Exercise objective.
Quote the entries that follow exactly, leaving none out.

Records shown.
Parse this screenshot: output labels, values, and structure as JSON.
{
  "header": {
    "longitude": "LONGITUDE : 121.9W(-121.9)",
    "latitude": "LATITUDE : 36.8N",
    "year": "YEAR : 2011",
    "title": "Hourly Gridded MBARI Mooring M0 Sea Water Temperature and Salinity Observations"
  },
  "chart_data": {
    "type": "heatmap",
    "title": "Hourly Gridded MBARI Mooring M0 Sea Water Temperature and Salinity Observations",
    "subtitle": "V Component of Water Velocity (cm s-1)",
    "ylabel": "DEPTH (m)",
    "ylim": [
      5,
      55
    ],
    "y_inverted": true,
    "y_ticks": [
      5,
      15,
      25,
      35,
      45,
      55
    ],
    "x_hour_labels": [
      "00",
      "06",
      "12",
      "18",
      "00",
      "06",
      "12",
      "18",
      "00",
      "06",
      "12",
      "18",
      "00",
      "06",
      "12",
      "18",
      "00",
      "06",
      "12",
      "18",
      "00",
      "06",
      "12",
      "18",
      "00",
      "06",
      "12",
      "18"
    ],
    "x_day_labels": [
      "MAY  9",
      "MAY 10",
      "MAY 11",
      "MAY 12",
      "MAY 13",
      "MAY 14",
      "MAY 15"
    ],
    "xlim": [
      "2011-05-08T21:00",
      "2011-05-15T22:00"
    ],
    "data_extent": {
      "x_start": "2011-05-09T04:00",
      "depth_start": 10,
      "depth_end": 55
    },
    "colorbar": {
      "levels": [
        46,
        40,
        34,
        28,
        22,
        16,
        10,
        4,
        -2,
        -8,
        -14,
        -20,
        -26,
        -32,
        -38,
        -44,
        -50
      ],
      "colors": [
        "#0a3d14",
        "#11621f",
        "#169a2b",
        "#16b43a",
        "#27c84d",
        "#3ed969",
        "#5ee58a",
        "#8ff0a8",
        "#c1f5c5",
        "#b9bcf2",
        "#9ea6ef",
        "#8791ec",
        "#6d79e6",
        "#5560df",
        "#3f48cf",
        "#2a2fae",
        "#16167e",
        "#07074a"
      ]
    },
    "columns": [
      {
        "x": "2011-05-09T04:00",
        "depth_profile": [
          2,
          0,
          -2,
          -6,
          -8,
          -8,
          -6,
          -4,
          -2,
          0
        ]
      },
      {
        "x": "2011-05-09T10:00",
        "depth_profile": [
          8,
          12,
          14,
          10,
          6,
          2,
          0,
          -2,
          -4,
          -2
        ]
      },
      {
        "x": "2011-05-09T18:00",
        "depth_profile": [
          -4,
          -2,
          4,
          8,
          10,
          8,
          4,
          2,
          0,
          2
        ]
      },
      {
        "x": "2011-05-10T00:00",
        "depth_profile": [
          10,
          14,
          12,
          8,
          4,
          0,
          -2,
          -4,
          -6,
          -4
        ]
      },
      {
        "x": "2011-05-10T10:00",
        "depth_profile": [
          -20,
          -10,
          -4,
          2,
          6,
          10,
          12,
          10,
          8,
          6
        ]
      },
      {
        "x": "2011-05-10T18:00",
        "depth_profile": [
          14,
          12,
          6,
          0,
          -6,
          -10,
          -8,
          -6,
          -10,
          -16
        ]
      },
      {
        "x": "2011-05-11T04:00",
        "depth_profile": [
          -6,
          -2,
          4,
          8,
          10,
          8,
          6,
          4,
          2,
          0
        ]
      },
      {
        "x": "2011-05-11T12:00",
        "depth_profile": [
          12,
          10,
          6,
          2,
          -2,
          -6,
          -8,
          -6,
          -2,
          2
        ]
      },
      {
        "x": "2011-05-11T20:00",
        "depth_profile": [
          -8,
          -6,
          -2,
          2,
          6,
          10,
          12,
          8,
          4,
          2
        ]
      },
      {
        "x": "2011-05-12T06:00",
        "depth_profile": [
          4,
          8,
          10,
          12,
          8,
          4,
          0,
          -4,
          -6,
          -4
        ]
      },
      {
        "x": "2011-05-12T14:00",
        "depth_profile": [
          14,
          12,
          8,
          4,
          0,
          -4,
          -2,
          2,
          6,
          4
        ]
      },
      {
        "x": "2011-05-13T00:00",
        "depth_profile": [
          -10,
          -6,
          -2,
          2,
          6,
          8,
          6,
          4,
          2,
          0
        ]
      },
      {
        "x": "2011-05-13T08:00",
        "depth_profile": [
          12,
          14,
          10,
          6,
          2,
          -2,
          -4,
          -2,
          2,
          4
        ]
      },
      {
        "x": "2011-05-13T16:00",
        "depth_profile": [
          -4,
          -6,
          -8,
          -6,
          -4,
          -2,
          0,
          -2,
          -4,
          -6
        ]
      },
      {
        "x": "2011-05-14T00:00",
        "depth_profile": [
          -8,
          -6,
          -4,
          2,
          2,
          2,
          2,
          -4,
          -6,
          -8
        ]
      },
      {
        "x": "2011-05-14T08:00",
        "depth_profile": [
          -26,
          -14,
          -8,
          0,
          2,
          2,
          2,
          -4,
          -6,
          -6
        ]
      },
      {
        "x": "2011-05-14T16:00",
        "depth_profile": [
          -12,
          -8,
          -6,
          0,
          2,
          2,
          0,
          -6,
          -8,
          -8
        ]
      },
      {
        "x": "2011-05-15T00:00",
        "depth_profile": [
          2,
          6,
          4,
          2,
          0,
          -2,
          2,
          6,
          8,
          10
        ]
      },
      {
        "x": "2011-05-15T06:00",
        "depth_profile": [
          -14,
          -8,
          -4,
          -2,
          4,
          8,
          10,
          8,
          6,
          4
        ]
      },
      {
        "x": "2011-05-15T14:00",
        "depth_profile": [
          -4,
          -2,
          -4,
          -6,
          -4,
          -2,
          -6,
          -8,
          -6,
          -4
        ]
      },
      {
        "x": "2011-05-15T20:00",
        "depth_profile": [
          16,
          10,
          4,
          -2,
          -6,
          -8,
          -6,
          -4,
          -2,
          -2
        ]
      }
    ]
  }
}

Written response.
Parse this screenshot: output labels, values, and structure as JSON.
{
  "header": {
    "longitude": "LONGITUDE : 121.9W(-121.9)",
    "latitude": "LATITUDE : 36.8N",
    "year": "YEAR : 2011",
    "title": "Hourly Gridded MBARI Mooring M0 Sea Water Temperature and Salinity Observations"
  },
  "chart_data": {
    "type": "heatmap",
    "title": "Hourly Gridded MBARI Mooring M0 Sea Water Temperature and Salinity Observations",
    "subtitle": "V Component of Water Velocity (cm s-1)",
    "ylabel": "DEPTH (m)",
    "ylim": [
      5,
      55
    ],
    "y_inverted": true,
    "y_ticks": [
      5,
      15,
      25,
      35,
      45,
      55
    ],
    "x_hour_labels": [
      "00",
      "06",
      "12",
      "18",
      "00",
      "06",
      "12",
      "18",
      "00",
      "06",
      "12",
      "18",
      "00",
      "06",
      "12",
      "18",
      "00",
      "06",
      "12",
      "18",
      "00",
      "06",
      "12",
      "18",
      "00",
      "06",
      "12",
      "18"
    ],
    "x_day_labels": [
      "MAY  9",
      "MAY 10",
      "MAY 11",
      "MAY 12",
      "MAY 13",
      "MAY 14",
      "MAY 15"
    ],
    "xlim": [
      "2011-05-08T21:00",
      "2011-05-15T22:00"
    ],
    "data_extent": {
      "x_start": "2011-05-09T04:00",
      "depth_start": 10,
      "depth_end": 55
    },
    "colorbar": {
      "levels": [
        46,
        40,
        34,
        28,
        22,
        16,
        10,
        4,
        -2,
        -8,
        -14,
        -20,
        -26,
        -32,
        -38,
        -44,
        -50
      ],
      "colors": [
        "#0a3d14",
        "#11621f",
        "#169a2b",
        "#16b43a",
        "#27c84d",
        "#3ed969",
        "#5ee58a",
        "#8ff0a8",
        "#c1f5c5",
        "#b9bcf2",
        "#9ea6ef",
        "#8791ec",
        "#6d79e6",
        "#5560df",
        "#3f48cf",
        "#2a2fae",
        "#16167e",
        "#07074a"
      ]
    },
    "columns": [
      {
        "x": "2011-05-09T04:00",
        "depth_profile": [
          2,
          0,
          -2,
          -6,
          -8,
          -8,
          -6,
          -4,
          -2,
          0
        ]
      },
      {
        "x": "2011-05-09T10:00",
        "depth_profile": [
          8,
          12,
          14,
          10,
          6,
          2,
          0,
          -2,
          -4,
          -2
        ]
      },
      {
        "x": "2011-05-09T18:00",
        "depth_profile": [
          -4,
          -2,
          4,
          8,
          10,
          8,
          4,
          2,
          0,
          2
        ]
      },
      {
        "x": "2011-05-10T00:00",
        "depth_profile": [
          10,
          14,
          12,
          8,
          4,
          0,
          -2,
          -4,
          -6,
          -4
        ]
      },
      {
        "x": "2011-05-10T10:00",
        "depth_profile": [
          -20,
          -10,
          -4,
          2,
          6,
          10,
          12,
          10,
          8,
          6
        ]
      },
      {
        "x": "2011-05-10T18:00",
        "depth_profile": [
          14,
          12,
          6,
          0,
          -6,
          -10,
          -8,
          -6,
          -10,
          -16
        ]
      },
      {
        "x": "2011-05-11T04:00",
        "depth_profile": [
          -6,
          -2,
          4,
          8,
          10,
          8,
          6,
          4,
          2,
          0
        ]
      },
      {
        "x": "2011-05-11T12:00",
        "depth_profile": [
          12,
          10,
          6,
          2,
          -2,
          -6,
          -8,
          -6,
          -2,
          2
        ]
      },
      {
        "x": "2011-05-11T20:00",
        "depth_profile": [
          -8,
          -6,
          -2,
          2,
          6,
          10,
          12,
          8,
          4,
          2
        ]
      },
      {
        "x": "2011-05-12T06:00",
        "depth_profile": [
          4,
          8,
          10,
          12,
          8,
          4,
          0,
          -4,
          -6,
          -4
        ]
      },
      {
        "x": "2011-05-12T14:00",
        "depth_profile": [
          14,
          12,
          8,
          4,
          0,
          -4,
          -2,
          2,
          6,
          4
        ]
      },
      {
        "x": "2011-05-13T00:00",
        "depth_profile": [
          -10,
          -6,
          -2,
          2,
          6,
          8,
          6,
          4,
          2,
          0
        ]
      },
      {
        "x": "2011-05-13T08:00",
        "depth_profile": [
          12,
          14,
          10,
          6,
          2,
          -2,
          -4,
          -2,
          2,
          4
        ]
      },
      {
        "x": "2011-05-13T16:00",
        "depth_profile": [
          -4,
          -6,
          -8,
          -6,
          -4,
          -2,
          0,
          -2,
          -4,
          -6
        ]
      },
      {
        "x": "2011-05-14T00:00",
        "depth_profile": [
          -8,
          -6,
          -4,
          2,
          2,
          2,
          2,
          -4,
          -6,
          -8
        ]
      },
      {
        "x": "2011-05-14T08:00",
        "depth_profile": [
          -26,
          -14,
          -8,
          0,
          2,
          2,
          2,
          -4,
          -6,
          -6
        ]
      },
      {
        "x": "2011-05-14T16:00",
        "depth_profile": [
          -12,
          -8,
          -6,
          0,
          2,
          2,
          0,
          -6,
          -8,
          -8
        ]
      },
      {
        "x": "2011-05-15T00:00",
        "depth_profile": [
          2,
          6,
          4,
          2,
          0,
          -2,
          2,
          6,
          8,
          10
        ]
      },
      {
        "x": "2011-05-15T06:00",
        "depth_profile": [
          -14,
          -8,
          -4,
          -2,
          4,
          8,
          10,
          8,
          6,
          4
        ]
      },
      {
        "x": "2011-05-15T14:00",
        "depth_profile": [
          -4,
          -2,
          -4,
          -6,
          -4,
          -2,
          -6,
          -8,
          -6,
          -4
        ]
      },
      {
        "x": "2011-05-15T20:00",
        "depth_profile": [
          16,
          10,
          4,
          -2,
          -6,
          -8,
          -6,
          -4,
          -2,
          -2
        ]
      }
    ]
  }
}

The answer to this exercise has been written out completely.